**What is expected**
Locate the string "screenshot" in the records below. Copy every line where it occurs.

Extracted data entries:
* Start *

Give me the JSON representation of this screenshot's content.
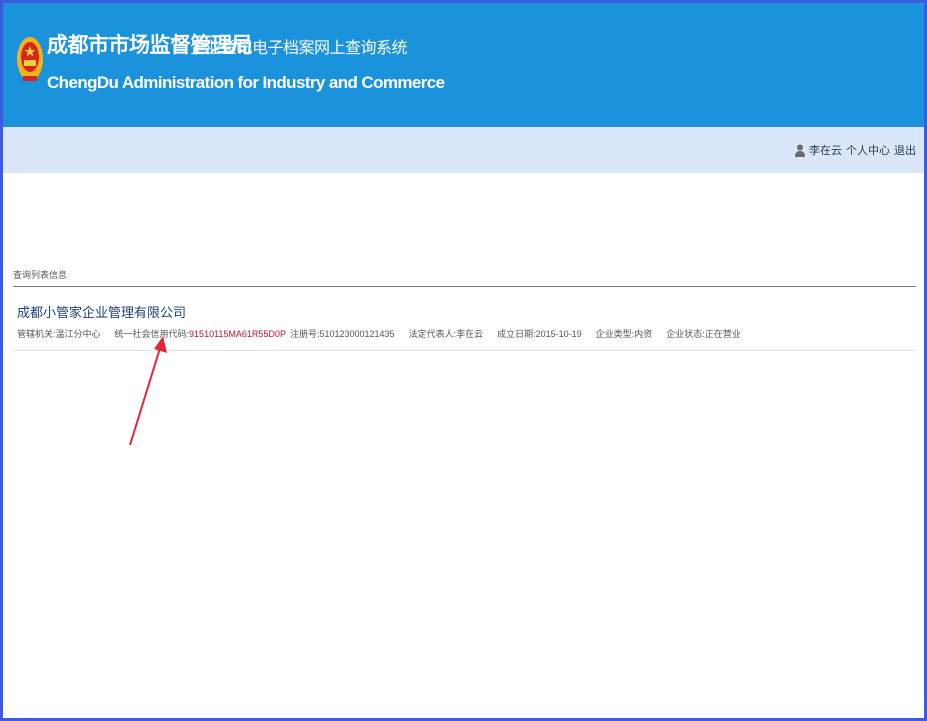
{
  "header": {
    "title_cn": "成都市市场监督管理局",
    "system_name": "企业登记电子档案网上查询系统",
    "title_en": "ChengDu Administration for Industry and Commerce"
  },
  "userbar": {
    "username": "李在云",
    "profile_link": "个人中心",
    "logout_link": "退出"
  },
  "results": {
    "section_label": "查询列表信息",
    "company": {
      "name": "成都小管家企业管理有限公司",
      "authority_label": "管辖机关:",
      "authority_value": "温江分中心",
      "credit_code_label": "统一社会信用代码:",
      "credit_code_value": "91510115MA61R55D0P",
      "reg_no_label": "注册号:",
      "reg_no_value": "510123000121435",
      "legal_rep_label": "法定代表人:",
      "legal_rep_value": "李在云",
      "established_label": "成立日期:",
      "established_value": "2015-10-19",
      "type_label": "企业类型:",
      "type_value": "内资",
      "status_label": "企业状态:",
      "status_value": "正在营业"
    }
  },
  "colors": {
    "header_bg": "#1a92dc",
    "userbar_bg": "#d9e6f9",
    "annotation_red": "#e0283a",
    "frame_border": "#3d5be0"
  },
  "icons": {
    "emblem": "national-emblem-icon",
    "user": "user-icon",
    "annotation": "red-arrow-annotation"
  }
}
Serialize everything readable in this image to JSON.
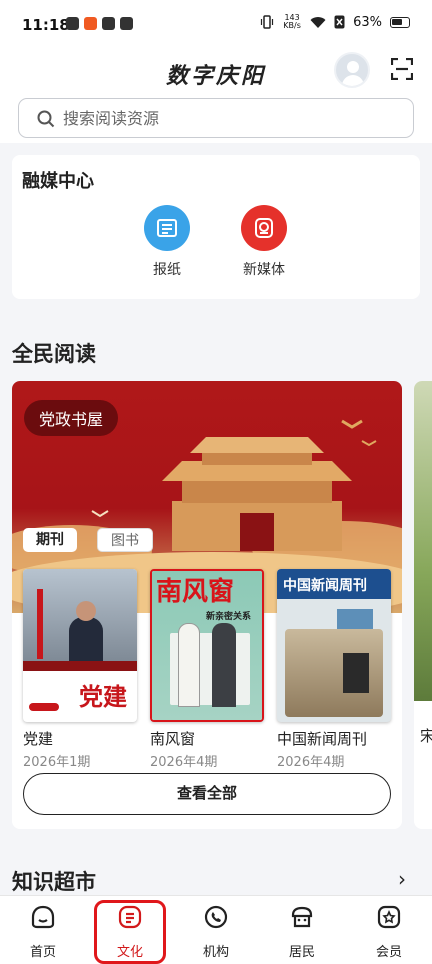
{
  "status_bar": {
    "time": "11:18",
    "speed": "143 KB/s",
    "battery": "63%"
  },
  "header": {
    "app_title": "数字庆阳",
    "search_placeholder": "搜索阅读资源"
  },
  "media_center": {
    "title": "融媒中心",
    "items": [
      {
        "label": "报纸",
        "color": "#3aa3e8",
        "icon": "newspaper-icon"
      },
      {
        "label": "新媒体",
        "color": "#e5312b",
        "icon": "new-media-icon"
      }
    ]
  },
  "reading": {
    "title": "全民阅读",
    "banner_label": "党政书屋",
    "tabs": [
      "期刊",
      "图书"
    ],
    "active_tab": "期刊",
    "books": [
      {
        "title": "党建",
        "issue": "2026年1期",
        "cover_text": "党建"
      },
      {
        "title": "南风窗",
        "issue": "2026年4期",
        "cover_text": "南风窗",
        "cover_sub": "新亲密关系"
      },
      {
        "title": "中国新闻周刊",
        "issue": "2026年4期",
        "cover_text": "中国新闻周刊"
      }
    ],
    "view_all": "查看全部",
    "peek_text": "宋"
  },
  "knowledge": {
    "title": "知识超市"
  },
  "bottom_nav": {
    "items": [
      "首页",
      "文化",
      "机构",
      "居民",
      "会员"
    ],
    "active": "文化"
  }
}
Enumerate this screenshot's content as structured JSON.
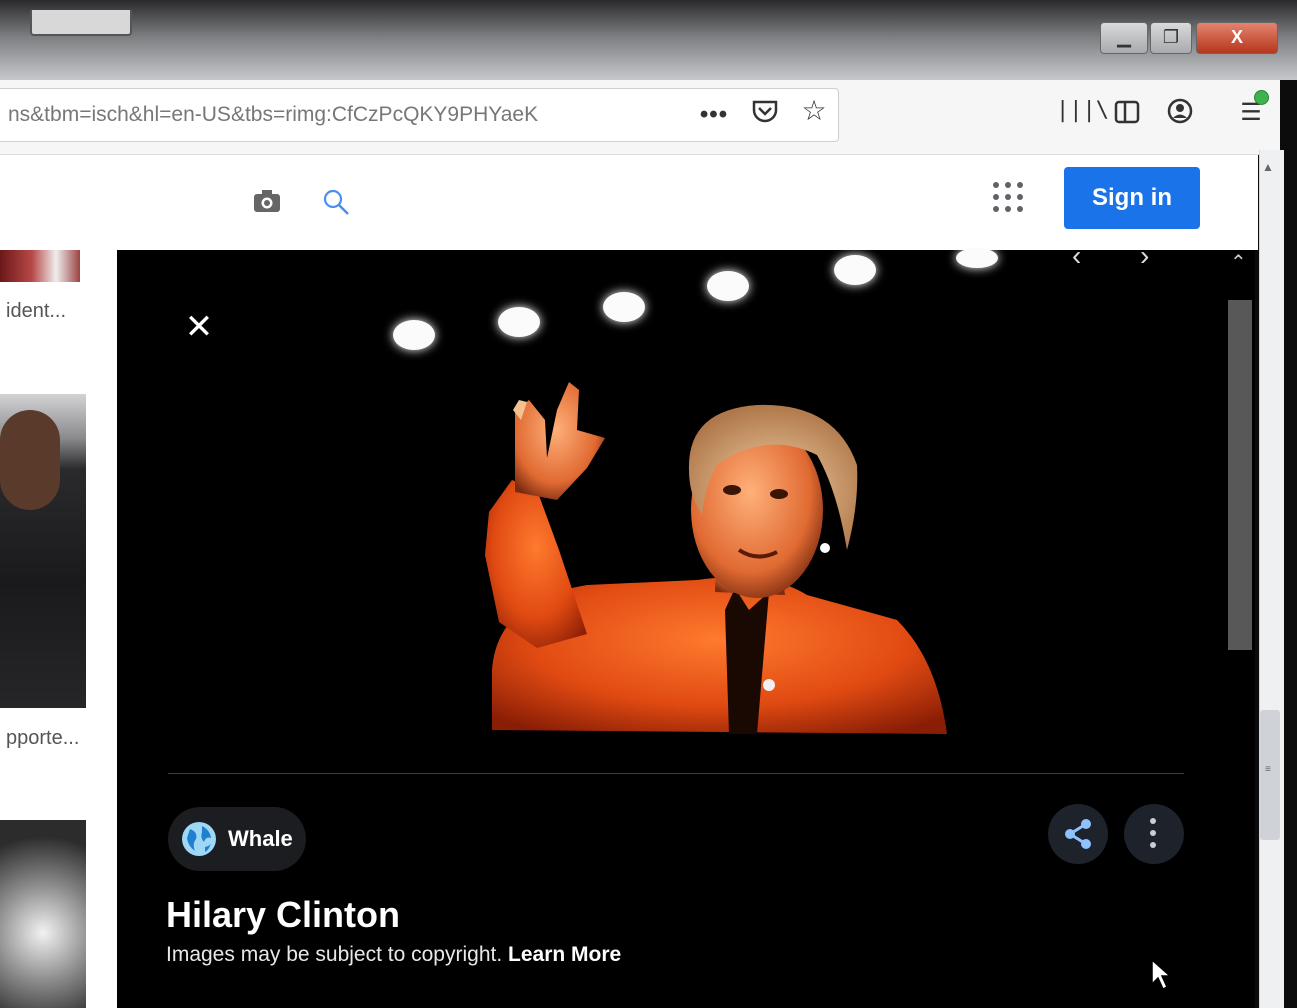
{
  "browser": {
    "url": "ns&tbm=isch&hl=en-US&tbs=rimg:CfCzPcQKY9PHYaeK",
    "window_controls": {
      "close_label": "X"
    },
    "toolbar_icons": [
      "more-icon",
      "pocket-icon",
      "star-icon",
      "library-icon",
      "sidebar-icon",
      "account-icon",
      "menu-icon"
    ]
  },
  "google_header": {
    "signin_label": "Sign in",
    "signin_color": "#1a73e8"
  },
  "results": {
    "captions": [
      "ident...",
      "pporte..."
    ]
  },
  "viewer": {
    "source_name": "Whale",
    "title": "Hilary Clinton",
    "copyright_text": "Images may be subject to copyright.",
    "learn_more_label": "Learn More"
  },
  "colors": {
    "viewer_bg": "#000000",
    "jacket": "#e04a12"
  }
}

* End *

**Result**
Give me the JSON representation of this screenshot's content.
Enumerate this screenshot's content as structured JSON.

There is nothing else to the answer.